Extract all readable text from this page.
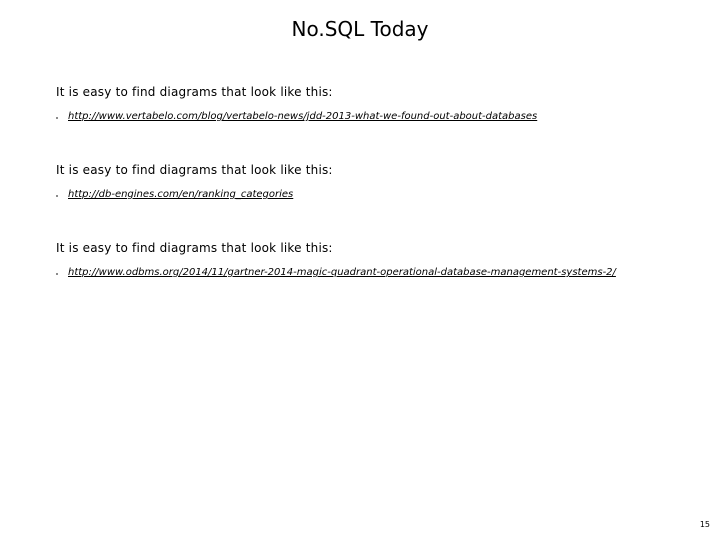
No.SQL Today
It is easy to find diagrams that look like this:
http://www.vertabelo.com/blog/vertabelo-news/jdd-2013-what-we-found-out-about-databases
It is easy to find diagrams that look like this:
http://db-engines.com/en/ranking_categories
It is easy to find diagrams that look like this:
http://www.odbms.org/2014/11/gartner-2014-magic-quadrant-operational-database-management-systems-2/
15
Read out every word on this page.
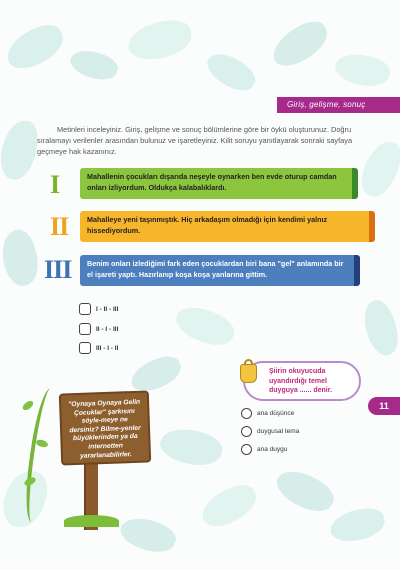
Giriş, gelişme, sonuç
Metinleri inceleyiniz. Giriş, gelişme ve sonuç bölümlerine göre bir öykü oluşturunuz. Doğru sıralamayı verilenler arasından bulunuz ve işaretleyiniz. Kilit soruyu yanıtlayarak sonraki sayfaya geçmeye hak kazanınız.
I	Mahallenin çocukları dışarıda neşeyle oynarken ben evde oturup camdan onları izliyordum. Oldukça kalabalıklardı.
II	Mahalleye yeni taşınmıştık. Hiç arkadaşım olmadığı için kendimi yalnız hissediyordum.
III	Benim onları izlediğimi fark eden çocuklardan biri bana "gel" anlamında bir el işareti yaptı. Hazırlanıp koşa koşa yanlarına gittim.
I - II - III
II - I - III
III - I - II
"Oynaya Oynaya Gelin Çocuklar" şarkısını söyle-meye ne dersiniz? Bilme-yenler büyüklerinden ya da internetten yararlanabilirler.
Şiirin okuyucuda uyandırdığı temel duyguya ...... denir.
11
ana düşünce
duygusal tema
ana duygu
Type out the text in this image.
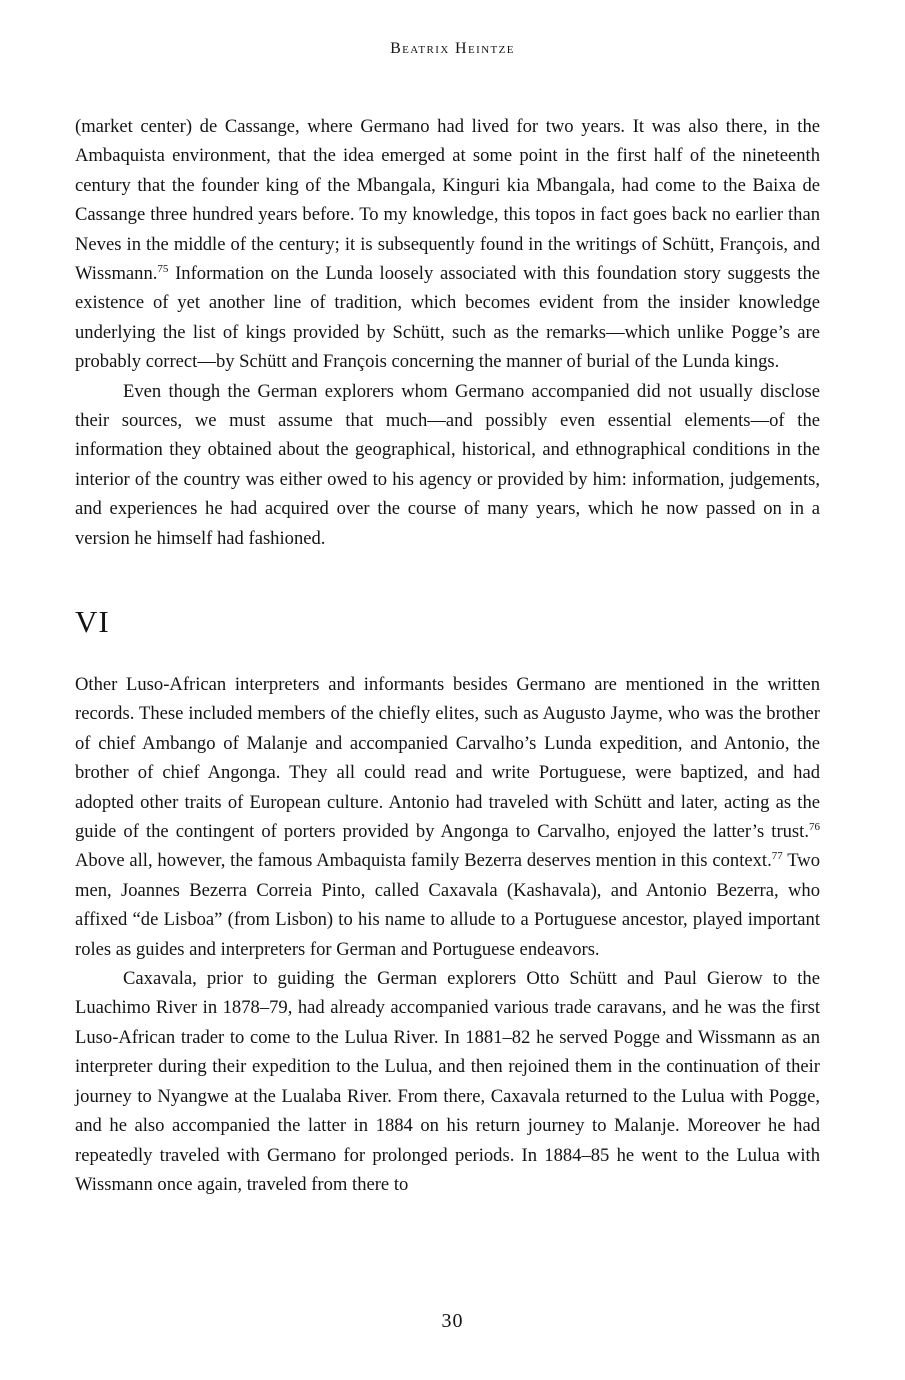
Beatrix Heintze

(market center) de Cassange, where Germano had lived for two years. It was also there, in the Ambaquista environment, that the idea emerged at some point in the first half of the nineteenth century that the founder king of the Mbangala, Kinguri kia Mbangala, had come to the Baixa de Cassange three hundred years before. To my knowledge, this topos in fact goes back no earlier than Neves in the middle of the century; it is subsequently found in the writings of Schütt, François, and Wissmann.$^{75}$ Information on the Lunda loosely associated with this foundation story suggests the existence of yet another line of tradition, which becomes evident from the insider knowledge underlying the list of kings provided by Schütt, such as the remarks—which unlike Pogge’s are probably correct—by Schütt and François concerning the manner of burial of the Lunda kings.

Even though the German explorers whom Germano accompanied did not usually disclose their sources, we must assume that much—and possibly even essential elements—of the information they obtained about the geographical, historical, and ethnographical conditions in the interior of the country was either owed to his agency or provided by him: information, judgements, and experiences he had acquired over the course of many years, which he now passed on in a version he himself had fashioned.

VI

Other Luso-African interpreters and informants besides Germano are mentioned in the written records. These included members of the chiefly elites, such as Augusto Jayme, who was the brother of chief Ambango of Malanje and accompanied Carvalho’s Lunda expedition, and Antonio, the brother of chief Angonga. They all could read and write Portuguese, were baptized, and had adopted other traits of European culture. Antonio had traveled with Schütt and later, acting as the guide of the contingent of porters provided by Angonga to Carvalho, enjoyed the latter’s trust.$^{76}$ Above all, however, the famous Ambaquista family Bezerra deserves mention in this context.$^{77}$ Two men, Joannes Bezerra Correia Pinto, called Caxavala (Kashavala), and Antonio Bezerra, who affixed “de Lisboa” (from Lisbon) to his name to allude to a Portuguese ancestor, played important roles as guides and interpreters for German and Portuguese endeavors.

Caxavala, prior to guiding the German explorers Otto Schütt and Paul Gierow to the Luachimo River in 1878–79, had already accompanied various trade caravans, and he was the first Luso-African trader to come to the Lulua River. In 1881–82 he served Pogge and Wissmann as an interpreter during their expedition to the Lulua, and then rejoined them in the continuation of their journey to Nyangwe at the Lualaba River. From there, Caxavala returned to the Lulua with Pogge, and he also accompanied the latter in 1884 on his return journey to Malanje. Moreover he had repeatedly traveled with Germano for prolonged periods. In 1884–85 he went to the Lulua with Wissmann once again, traveled from there to

30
==========
→ EXERCISE: Collect every line with the string "about" from the records, and copy each.

→ ANSWER FOR THE TASK:
http://www.vertabelo.com/blog/vertabelo-news/jdd-2013-what-we-found-out-about-databases
Even though the German explorers whom Germano accompanied did not usually disclose their sources, we must assume that much—and possibly even essential elements—of the information they obtained about the geographical, historical, and ethnographical conditions in the interior of the country was either owed to his agency or provided by him: information, judgements, and experiences he had acquired over the course of many years, which he now passed on in a version he himself had fashioned.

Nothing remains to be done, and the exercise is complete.